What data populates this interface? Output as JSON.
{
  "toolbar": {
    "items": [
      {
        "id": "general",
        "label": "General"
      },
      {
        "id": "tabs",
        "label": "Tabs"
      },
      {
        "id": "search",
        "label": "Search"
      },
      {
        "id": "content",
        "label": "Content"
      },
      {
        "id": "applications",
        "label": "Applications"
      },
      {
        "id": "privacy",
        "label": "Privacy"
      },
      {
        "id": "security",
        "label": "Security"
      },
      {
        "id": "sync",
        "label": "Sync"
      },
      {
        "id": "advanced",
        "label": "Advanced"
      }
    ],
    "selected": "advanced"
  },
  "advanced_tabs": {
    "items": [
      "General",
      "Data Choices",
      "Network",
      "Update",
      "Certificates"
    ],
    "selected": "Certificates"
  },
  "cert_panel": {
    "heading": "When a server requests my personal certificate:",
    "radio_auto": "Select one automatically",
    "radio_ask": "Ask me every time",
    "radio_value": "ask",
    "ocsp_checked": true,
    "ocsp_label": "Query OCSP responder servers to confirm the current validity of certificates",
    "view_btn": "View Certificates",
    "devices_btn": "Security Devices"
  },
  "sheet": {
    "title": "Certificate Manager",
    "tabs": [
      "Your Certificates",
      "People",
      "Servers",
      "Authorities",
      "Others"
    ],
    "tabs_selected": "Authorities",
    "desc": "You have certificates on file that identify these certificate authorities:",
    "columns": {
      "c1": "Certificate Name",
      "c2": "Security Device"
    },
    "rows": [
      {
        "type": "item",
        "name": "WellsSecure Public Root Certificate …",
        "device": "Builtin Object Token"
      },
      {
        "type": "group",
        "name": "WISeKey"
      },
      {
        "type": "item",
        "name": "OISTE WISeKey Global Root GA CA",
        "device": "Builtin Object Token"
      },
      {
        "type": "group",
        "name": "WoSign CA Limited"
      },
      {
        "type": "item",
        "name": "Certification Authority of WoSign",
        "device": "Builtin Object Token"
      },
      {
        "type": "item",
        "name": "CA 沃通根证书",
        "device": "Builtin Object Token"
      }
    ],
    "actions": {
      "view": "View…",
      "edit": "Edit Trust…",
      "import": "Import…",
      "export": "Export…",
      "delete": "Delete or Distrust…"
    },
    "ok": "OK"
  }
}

To be done: Each line in the material above must be retyped without alteration.

Response for this exercise:
What data populates this interface? Output as JSON.
{
  "toolbar": {
    "items": [
      {
        "id": "general",
        "label": "General"
      },
      {
        "id": "tabs",
        "label": "Tabs"
      },
      {
        "id": "search",
        "label": "Search"
      },
      {
        "id": "content",
        "label": "Content"
      },
      {
        "id": "applications",
        "label": "Applications"
      },
      {
        "id": "privacy",
        "label": "Privacy"
      },
      {
        "id": "security",
        "label": "Security"
      },
      {
        "id": "sync",
        "label": "Sync"
      },
      {
        "id": "advanced",
        "label": "Advanced"
      }
    ],
    "selected": "advanced"
  },
  "advanced_tabs": {
    "items": [
      "General",
      "Data Choices",
      "Network",
      "Update",
      "Certificates"
    ],
    "selected": "Certificates"
  },
  "cert_panel": {
    "heading": "When a server requests my personal certificate:",
    "radio_auto": "Select one automatically",
    "radio_ask": "Ask me every time",
    "radio_value": "ask",
    "ocsp_checked": true,
    "ocsp_label": "Query OCSP responder servers to confirm the current validity of certificates",
    "view_btn": "View Certificates",
    "devices_btn": "Security Devices"
  },
  "sheet": {
    "title": "Certificate Manager",
    "tabs": [
      "Your Certificates",
      "People",
      "Servers",
      "Authorities",
      "Others"
    ],
    "tabs_selected": "Authorities",
    "desc": "You have certificates on file that identify these certificate authorities:",
    "columns": {
      "c1": "Certificate Name",
      "c2": "Security Device"
    },
    "rows": [
      {
        "type": "item",
        "name": "WellsSecure Public Root Certificate …",
        "device": "Builtin Object Token"
      },
      {
        "type": "group",
        "name": "WISeKey"
      },
      {
        "type": "item",
        "name": "OISTE WISeKey Global Root GA CA",
        "device": "Builtin Object Token"
      },
      {
        "type": "group",
        "name": "WoSign CA Limited"
      },
      {
        "type": "item",
        "name": "Certification Authority of WoSign",
        "device": "Builtin Object Token"
      },
      {
        "type": "item",
        "name": "CA 沃通根证书",
        "device": "Builtin Object Token"
      }
    ],
    "actions": {
      "view": "View…",
      "edit": "Edit Trust…",
      "import": "Import…",
      "export": "Export…",
      "delete": "Delete or Distrust…"
    },
    "ok": "OK"
  }
}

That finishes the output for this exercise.